▸ AUFGABENSTELLUNG A
Welche Form hat laut dem Reisebericht das historische Stadtzentrum von Troyes?

▸ VORLIEGENDER TEXT

----

Ein Reisebericht von
Birgit Janosch

1. Tag:

Frühmorgens startet unsere Wandergruppe in Dresden, um über Chemnitz, Erfurt, Frankfurt und Saarbrücken nach Troyes, in die ehemalige Hauptstadt der Champagne zu fahren. Passend zur Region hat das historische Stadtzentrum mit zahllosen sehr schön restaurierten Fachwerkhäusern die Form eines Champagnerkorkens. Im Kopf des Korkens rund um die Kathedrale befindet sich das Zentrum des Adels und Klerus, im unteren Teil ist das Viertel der Bürger und der Schauplatz der mittelalterlichen Messen angesiedelt.

2.Tag

Der Tag beginnt für uns mit Sonnenschein und angenehmen Temperaturen. In der Kathedrale Saint Pierre erleben wir den beeindruckenden Raum, der im Vergleich zu anderen frühgotischen Kirchenschiffen besonders hell wirkt und dessen Raumgrenzen sich aufzulösen scheinen.

----

▸ VERFÜGBARE DATEN
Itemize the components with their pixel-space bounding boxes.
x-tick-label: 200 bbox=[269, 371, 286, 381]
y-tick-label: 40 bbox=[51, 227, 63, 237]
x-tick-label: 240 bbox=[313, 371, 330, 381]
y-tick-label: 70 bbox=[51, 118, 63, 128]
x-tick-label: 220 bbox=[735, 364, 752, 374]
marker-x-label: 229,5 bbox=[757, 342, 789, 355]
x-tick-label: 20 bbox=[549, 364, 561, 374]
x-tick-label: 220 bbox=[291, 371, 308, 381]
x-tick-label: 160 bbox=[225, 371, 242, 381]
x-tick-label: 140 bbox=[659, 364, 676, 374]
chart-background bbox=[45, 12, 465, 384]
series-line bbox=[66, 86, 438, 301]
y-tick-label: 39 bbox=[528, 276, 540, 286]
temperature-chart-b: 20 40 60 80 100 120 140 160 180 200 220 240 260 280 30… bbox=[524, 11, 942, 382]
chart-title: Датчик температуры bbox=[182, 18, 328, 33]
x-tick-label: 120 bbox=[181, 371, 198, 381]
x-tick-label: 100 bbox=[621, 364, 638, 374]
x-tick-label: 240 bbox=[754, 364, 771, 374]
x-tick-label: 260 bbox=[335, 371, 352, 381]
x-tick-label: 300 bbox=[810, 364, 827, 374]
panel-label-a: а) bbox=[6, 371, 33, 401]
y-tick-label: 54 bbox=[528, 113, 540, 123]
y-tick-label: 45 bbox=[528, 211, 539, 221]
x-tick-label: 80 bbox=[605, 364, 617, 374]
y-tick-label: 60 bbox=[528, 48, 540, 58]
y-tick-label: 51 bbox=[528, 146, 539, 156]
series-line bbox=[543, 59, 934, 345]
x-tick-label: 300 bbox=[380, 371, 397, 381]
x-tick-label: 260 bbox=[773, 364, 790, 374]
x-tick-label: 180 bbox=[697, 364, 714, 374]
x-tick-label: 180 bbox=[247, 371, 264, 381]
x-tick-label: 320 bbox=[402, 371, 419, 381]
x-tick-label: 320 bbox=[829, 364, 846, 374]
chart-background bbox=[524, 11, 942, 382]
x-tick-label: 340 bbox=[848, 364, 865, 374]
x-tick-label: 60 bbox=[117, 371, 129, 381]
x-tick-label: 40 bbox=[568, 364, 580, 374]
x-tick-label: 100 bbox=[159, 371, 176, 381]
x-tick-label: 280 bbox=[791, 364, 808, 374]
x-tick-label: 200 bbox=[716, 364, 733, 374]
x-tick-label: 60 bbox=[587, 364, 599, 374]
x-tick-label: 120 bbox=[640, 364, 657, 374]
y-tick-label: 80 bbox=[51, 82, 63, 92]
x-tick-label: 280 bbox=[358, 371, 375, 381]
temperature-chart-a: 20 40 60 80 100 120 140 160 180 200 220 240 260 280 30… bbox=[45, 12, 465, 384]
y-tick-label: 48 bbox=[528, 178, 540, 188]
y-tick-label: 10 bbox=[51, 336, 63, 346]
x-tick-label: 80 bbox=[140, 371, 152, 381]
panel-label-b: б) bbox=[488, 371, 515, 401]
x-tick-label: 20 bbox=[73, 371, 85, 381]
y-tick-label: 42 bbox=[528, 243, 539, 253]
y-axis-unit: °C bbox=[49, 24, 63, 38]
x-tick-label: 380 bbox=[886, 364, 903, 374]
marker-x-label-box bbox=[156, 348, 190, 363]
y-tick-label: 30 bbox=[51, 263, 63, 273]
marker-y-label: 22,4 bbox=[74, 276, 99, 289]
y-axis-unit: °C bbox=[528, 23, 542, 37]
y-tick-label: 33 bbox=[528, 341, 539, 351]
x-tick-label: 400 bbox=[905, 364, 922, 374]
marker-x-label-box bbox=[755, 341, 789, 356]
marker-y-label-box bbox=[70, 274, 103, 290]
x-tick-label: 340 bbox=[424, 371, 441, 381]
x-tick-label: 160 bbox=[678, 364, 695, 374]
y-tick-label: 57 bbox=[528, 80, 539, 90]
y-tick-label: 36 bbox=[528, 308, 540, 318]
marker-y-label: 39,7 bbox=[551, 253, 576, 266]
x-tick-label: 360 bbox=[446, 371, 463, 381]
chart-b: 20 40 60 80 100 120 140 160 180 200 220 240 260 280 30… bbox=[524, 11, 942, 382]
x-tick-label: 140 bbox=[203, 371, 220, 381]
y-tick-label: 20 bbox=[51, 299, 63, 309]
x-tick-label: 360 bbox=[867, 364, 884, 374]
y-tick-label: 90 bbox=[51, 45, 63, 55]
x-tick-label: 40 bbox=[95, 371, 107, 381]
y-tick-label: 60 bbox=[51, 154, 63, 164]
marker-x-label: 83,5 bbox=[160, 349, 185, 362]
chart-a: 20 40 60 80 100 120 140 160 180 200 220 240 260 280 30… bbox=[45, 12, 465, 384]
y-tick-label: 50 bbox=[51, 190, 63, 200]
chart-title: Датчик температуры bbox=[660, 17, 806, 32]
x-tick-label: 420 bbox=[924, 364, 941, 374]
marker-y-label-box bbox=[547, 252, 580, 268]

----

▸ AUFGABENSTELLUNG B
Schreibe den Abschnitt der Datensätze, der mit der ersten Zeile beginnt und mit der Zeile endet, die „chart-background bbox=[45, 12, 465, 384]“ enthält, neu und ersetze darin „x-tick-label“ durch „x-axis-tick“, ohne sonst etwas zu ändern.

▸ ERGEBNIS DER ÜBUNG A
Die Form eines Champagnerkorkens.

▸ ERGEBNIS DER ÜBUNG B
Itemize the components with their pixel-space bounding boxes.
x-axis-tick: 200 bbox=[269, 371, 286, 381]
y-tick-label: 40 bbox=[51, 227, 63, 237]
x-axis-tick: 240 bbox=[313, 371, 330, 381]
y-tick-label: 70 bbox=[51, 118, 63, 128]
x-axis-tick: 220 bbox=[735, 364, 752, 374]
marker-x-label: 229,5 bbox=[757, 342, 789, 355]
x-axis-tick: 20 bbox=[549, 364, 561, 374]
x-axis-tick: 220 bbox=[291, 371, 308, 381]
x-axis-tick: 160 bbox=[225, 371, 242, 381]
x-axis-tick: 140 bbox=[659, 364, 676, 374]
chart-background bbox=[45, 12, 465, 384]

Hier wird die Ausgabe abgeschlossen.